Search the records for "Mesh". Copy every line where it appears.

(Data excerpts)
╔══

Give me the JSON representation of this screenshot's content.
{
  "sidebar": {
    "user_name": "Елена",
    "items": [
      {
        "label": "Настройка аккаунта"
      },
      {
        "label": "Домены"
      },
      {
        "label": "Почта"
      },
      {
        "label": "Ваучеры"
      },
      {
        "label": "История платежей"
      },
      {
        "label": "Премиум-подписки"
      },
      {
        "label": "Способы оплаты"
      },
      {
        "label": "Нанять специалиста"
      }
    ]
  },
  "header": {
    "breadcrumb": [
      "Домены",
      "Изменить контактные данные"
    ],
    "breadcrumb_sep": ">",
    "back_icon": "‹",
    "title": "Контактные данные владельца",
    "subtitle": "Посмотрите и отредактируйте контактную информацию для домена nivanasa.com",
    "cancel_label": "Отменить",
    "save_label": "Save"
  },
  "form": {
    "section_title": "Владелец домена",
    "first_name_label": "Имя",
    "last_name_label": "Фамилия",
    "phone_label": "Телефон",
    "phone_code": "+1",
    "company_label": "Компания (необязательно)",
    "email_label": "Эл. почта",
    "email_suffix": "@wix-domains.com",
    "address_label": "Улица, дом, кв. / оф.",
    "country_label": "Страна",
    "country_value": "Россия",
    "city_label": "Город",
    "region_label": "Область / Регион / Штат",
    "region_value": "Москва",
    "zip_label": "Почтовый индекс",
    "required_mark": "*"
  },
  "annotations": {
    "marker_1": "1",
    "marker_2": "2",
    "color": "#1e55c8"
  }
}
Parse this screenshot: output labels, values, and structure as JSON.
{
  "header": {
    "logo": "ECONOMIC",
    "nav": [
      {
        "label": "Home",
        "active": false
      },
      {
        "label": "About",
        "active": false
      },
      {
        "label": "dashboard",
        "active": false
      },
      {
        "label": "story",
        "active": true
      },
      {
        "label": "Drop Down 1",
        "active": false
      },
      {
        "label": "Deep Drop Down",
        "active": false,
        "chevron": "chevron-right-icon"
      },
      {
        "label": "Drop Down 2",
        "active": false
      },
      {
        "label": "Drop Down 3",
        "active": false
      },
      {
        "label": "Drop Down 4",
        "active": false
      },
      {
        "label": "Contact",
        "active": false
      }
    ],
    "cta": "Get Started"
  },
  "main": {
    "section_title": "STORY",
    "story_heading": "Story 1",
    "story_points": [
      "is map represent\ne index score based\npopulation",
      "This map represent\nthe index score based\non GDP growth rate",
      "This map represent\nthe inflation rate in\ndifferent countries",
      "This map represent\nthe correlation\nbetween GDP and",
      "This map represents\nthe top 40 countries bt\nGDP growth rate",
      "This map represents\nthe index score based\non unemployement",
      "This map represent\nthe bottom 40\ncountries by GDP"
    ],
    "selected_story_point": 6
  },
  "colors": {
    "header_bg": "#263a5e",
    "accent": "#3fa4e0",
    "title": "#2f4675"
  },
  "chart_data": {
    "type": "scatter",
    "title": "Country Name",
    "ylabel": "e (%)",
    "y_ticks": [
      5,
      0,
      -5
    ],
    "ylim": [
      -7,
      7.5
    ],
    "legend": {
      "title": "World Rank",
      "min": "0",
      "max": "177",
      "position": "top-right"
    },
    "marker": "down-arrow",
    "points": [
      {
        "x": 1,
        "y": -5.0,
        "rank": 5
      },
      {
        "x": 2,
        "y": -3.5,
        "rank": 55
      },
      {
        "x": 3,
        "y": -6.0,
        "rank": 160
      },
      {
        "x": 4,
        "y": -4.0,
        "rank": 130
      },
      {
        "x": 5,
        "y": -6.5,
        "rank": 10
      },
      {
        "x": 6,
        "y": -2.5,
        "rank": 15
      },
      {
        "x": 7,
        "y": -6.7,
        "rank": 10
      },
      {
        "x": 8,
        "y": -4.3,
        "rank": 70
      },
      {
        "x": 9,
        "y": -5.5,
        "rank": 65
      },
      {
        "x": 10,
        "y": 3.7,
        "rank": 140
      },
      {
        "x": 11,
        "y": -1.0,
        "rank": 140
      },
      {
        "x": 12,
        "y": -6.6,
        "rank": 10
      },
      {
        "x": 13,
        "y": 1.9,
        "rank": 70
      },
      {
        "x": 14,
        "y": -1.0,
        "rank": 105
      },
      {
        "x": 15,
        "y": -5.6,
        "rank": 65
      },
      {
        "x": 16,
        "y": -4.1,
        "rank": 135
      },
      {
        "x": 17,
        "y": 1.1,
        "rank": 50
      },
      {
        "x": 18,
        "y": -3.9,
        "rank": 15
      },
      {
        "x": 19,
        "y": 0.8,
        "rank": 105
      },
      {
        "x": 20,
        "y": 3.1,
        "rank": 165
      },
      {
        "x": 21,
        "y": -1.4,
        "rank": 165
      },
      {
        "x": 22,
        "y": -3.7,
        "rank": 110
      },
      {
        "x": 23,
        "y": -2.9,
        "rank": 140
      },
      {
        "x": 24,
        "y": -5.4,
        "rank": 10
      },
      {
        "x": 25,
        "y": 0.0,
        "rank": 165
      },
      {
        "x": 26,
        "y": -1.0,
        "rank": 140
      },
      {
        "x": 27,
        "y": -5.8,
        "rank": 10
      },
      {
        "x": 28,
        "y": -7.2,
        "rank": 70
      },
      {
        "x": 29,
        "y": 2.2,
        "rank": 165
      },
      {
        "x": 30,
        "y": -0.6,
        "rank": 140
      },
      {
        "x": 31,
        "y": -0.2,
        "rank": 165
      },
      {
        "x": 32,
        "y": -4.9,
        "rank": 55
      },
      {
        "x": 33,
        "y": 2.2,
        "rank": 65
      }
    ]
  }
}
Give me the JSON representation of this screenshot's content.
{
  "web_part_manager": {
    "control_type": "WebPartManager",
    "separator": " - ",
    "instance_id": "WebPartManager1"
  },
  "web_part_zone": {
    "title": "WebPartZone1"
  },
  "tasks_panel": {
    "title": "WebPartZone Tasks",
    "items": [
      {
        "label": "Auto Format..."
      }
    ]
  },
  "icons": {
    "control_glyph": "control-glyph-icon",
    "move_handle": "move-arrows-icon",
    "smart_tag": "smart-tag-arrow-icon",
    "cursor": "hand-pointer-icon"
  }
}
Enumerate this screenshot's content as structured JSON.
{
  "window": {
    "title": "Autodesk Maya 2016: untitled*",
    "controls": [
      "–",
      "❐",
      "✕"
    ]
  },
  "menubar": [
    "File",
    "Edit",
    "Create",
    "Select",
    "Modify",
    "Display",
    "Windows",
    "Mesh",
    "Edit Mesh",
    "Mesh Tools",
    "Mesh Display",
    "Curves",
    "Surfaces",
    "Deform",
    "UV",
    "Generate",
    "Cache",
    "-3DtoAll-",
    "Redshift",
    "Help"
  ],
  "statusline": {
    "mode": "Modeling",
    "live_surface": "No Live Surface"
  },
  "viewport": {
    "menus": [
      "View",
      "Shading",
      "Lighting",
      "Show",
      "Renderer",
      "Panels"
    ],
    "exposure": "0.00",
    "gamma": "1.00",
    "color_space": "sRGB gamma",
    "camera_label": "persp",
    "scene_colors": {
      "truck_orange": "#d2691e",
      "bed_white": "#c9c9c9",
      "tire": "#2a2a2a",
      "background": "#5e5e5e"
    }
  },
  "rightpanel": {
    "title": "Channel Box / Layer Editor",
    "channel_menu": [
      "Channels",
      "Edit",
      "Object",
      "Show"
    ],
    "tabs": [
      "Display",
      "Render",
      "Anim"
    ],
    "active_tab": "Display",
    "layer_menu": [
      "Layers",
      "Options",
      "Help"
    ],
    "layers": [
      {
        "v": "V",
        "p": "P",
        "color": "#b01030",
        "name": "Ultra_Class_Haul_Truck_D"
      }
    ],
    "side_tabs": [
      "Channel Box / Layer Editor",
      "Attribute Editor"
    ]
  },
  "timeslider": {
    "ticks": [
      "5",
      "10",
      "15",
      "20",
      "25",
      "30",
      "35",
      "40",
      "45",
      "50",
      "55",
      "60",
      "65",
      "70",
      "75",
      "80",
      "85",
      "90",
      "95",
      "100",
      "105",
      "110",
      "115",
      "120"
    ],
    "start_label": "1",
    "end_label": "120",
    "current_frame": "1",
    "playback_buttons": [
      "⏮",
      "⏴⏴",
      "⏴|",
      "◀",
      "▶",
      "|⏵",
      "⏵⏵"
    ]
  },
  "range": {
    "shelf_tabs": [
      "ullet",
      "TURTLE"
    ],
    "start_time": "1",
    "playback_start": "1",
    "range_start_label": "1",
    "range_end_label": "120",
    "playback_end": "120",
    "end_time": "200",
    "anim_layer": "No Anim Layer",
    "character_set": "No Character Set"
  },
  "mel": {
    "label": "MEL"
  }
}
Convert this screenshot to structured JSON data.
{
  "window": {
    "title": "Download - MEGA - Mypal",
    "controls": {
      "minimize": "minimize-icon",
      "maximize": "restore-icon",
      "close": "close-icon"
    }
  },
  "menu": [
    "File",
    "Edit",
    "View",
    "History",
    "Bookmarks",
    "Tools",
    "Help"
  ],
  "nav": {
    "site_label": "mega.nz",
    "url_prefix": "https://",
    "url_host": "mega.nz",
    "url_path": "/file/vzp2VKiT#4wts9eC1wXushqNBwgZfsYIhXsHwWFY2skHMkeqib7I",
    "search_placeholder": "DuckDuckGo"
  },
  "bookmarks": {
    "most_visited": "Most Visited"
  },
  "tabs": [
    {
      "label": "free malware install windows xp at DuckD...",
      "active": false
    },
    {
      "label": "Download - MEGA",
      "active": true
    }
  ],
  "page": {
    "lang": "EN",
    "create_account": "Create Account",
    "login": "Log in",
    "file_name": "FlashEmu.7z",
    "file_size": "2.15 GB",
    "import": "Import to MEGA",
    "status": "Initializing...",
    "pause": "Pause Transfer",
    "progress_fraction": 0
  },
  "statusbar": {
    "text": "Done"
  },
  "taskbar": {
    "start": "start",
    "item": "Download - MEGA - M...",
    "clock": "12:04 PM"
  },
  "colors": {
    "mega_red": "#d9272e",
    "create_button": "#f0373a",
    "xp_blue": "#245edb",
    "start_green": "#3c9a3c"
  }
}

╚══

Response below:
    "Mesh",
    "Edit Mesh",
    "Mesh Tools",
    "Mesh Display",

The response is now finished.